Exercise input>

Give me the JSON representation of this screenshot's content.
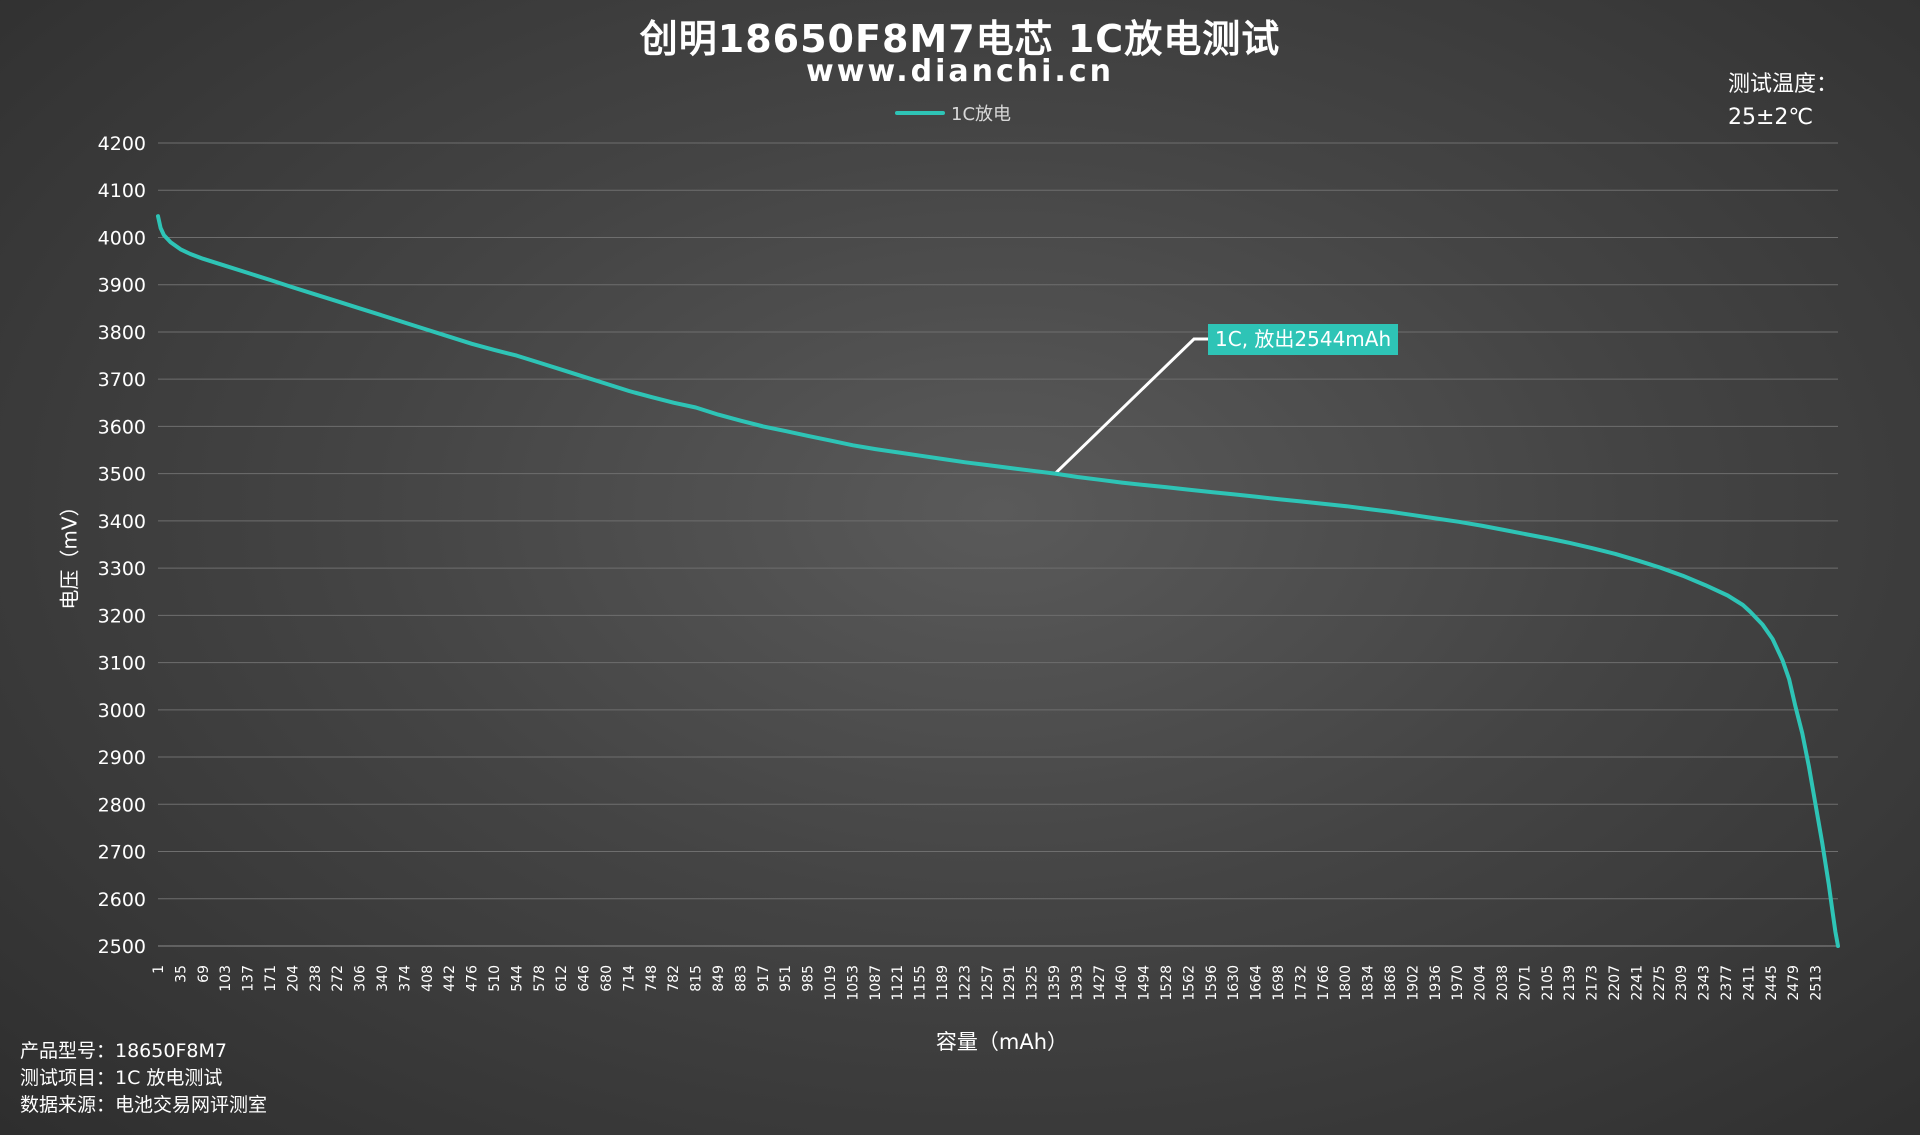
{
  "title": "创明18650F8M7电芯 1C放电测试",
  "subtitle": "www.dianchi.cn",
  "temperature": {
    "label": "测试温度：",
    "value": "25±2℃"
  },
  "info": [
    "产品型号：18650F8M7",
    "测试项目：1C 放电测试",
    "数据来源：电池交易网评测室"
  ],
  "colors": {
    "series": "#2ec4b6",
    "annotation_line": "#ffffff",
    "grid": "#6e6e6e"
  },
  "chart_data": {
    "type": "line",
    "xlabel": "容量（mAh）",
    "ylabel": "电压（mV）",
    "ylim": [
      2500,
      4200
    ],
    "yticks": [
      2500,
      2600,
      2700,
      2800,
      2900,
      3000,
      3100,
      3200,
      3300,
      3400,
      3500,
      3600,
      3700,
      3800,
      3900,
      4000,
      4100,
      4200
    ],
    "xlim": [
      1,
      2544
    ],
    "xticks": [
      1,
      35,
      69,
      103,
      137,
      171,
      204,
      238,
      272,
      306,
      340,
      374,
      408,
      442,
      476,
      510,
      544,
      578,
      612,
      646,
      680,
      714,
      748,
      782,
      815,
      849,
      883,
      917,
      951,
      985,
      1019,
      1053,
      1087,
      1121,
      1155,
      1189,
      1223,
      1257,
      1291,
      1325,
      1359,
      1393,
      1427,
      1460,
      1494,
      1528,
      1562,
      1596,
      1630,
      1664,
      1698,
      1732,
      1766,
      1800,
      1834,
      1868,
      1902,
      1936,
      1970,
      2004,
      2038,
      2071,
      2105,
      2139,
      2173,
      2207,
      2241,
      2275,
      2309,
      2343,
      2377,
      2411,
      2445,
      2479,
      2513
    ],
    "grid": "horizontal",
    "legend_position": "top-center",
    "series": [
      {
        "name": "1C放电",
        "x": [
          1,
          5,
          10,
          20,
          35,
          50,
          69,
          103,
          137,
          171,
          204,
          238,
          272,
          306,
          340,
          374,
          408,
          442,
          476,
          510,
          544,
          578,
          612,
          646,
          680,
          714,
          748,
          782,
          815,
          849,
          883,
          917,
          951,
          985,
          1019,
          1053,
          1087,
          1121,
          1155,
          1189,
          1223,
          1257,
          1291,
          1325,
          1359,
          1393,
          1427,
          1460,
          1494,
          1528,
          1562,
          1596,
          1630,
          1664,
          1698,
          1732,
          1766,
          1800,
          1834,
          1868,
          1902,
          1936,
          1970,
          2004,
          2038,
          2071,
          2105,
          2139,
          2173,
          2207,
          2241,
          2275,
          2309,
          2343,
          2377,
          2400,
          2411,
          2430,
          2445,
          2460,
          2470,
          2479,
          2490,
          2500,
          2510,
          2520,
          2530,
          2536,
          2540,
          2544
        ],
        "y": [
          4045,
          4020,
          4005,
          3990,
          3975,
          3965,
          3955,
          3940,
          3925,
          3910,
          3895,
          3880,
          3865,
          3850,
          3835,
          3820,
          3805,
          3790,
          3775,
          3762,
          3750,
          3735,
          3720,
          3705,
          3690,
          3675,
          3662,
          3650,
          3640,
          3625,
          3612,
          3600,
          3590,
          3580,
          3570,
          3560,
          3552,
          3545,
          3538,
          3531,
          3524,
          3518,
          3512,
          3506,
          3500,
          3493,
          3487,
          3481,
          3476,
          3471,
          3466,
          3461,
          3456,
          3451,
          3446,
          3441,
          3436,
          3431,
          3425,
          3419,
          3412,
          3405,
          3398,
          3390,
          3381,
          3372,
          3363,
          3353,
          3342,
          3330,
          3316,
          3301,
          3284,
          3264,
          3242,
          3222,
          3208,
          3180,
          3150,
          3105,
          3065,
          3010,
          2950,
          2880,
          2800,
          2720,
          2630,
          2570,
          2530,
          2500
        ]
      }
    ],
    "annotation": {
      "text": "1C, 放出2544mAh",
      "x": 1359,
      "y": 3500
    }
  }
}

Exercise objective> From the listing, extract all text exactly as given and drop any picture.

Correct response>
Give me the JSON representation of this screenshot's content.
{
  "title": "创明18650F8M7电芯 1C放电测试",
  "subtitle": "www.dianchi.cn",
  "temperature": {
    "label": "测试温度：",
    "value": "25±2℃"
  },
  "info": [
    "产品型号：18650F8M7",
    "测试项目：1C 放电测试",
    "数据来源：电池交易网评测室"
  ],
  "colors": {
    "series": "#2ec4b6",
    "annotation_line": "#ffffff",
    "grid": "#6e6e6e"
  },
  "chart_data": {
    "type": "line",
    "xlabel": "容量（mAh）",
    "ylabel": "电压（mV）",
    "ylim": [
      2500,
      4200
    ],
    "yticks": [
      2500,
      2600,
      2700,
      2800,
      2900,
      3000,
      3100,
      3200,
      3300,
      3400,
      3500,
      3600,
      3700,
      3800,
      3900,
      4000,
      4100,
      4200
    ],
    "xlim": [
      1,
      2544
    ],
    "xticks": [
      1,
      35,
      69,
      103,
      137,
      171,
      204,
      238,
      272,
      306,
      340,
      374,
      408,
      442,
      476,
      510,
      544,
      578,
      612,
      646,
      680,
      714,
      748,
      782,
      815,
      849,
      883,
      917,
      951,
      985,
      1019,
      1053,
      1087,
      1121,
      1155,
      1189,
      1223,
      1257,
      1291,
      1325,
      1359,
      1393,
      1427,
      1460,
      1494,
      1528,
      1562,
      1596,
      1630,
      1664,
      1698,
      1732,
      1766,
      1800,
      1834,
      1868,
      1902,
      1936,
      1970,
      2004,
      2038,
      2071,
      2105,
      2139,
      2173,
      2207,
      2241,
      2275,
      2309,
      2343,
      2377,
      2411,
      2445,
      2479,
      2513
    ],
    "grid": "horizontal",
    "legend_position": "top-center",
    "series": [
      {
        "name": "1C放电",
        "x": [
          1,
          5,
          10,
          20,
          35,
          50,
          69,
          103,
          137,
          171,
          204,
          238,
          272,
          306,
          340,
          374,
          408,
          442,
          476,
          510,
          544,
          578,
          612,
          646,
          680,
          714,
          748,
          782,
          815,
          849,
          883,
          917,
          951,
          985,
          1019,
          1053,
          1087,
          1121,
          1155,
          1189,
          1223,
          1257,
          1291,
          1325,
          1359,
          1393,
          1427,
          1460,
          1494,
          1528,
          1562,
          1596,
          1630,
          1664,
          1698,
          1732,
          1766,
          1800,
          1834,
          1868,
          1902,
          1936,
          1970,
          2004,
          2038,
          2071,
          2105,
          2139,
          2173,
          2207,
          2241,
          2275,
          2309,
          2343,
          2377,
          2400,
          2411,
          2430,
          2445,
          2460,
          2470,
          2479,
          2490,
          2500,
          2510,
          2520,
          2530,
          2536,
          2540,
          2544
        ],
        "y": [
          4045,
          4020,
          4005,
          3990,
          3975,
          3965,
          3955,
          3940,
          3925,
          3910,
          3895,
          3880,
          3865,
          3850,
          3835,
          3820,
          3805,
          3790,
          3775,
          3762,
          3750,
          3735,
          3720,
          3705,
          3690,
          3675,
          3662,
          3650,
          3640,
          3625,
          3612,
          3600,
          3590,
          3580,
          3570,
          3560,
          3552,
          3545,
          3538,
          3531,
          3524,
          3518,
          3512,
          3506,
          3500,
          3493,
          3487,
          3481,
          3476,
          3471,
          3466,
          3461,
          3456,
          3451,
          3446,
          3441,
          3436,
          3431,
          3425,
          3419,
          3412,
          3405,
          3398,
          3390,
          3381,
          3372,
          3363,
          3353,
          3342,
          3330,
          3316,
          3301,
          3284,
          3264,
          3242,
          3222,
          3208,
          3180,
          3150,
          3105,
          3065,
          3010,
          2950,
          2880,
          2800,
          2720,
          2630,
          2570,
          2530,
          2500
        ]
      }
    ],
    "annotation": {
      "text": "1C, 放出2544mAh",
      "x": 1359,
      "y": 3500
    }
  }
}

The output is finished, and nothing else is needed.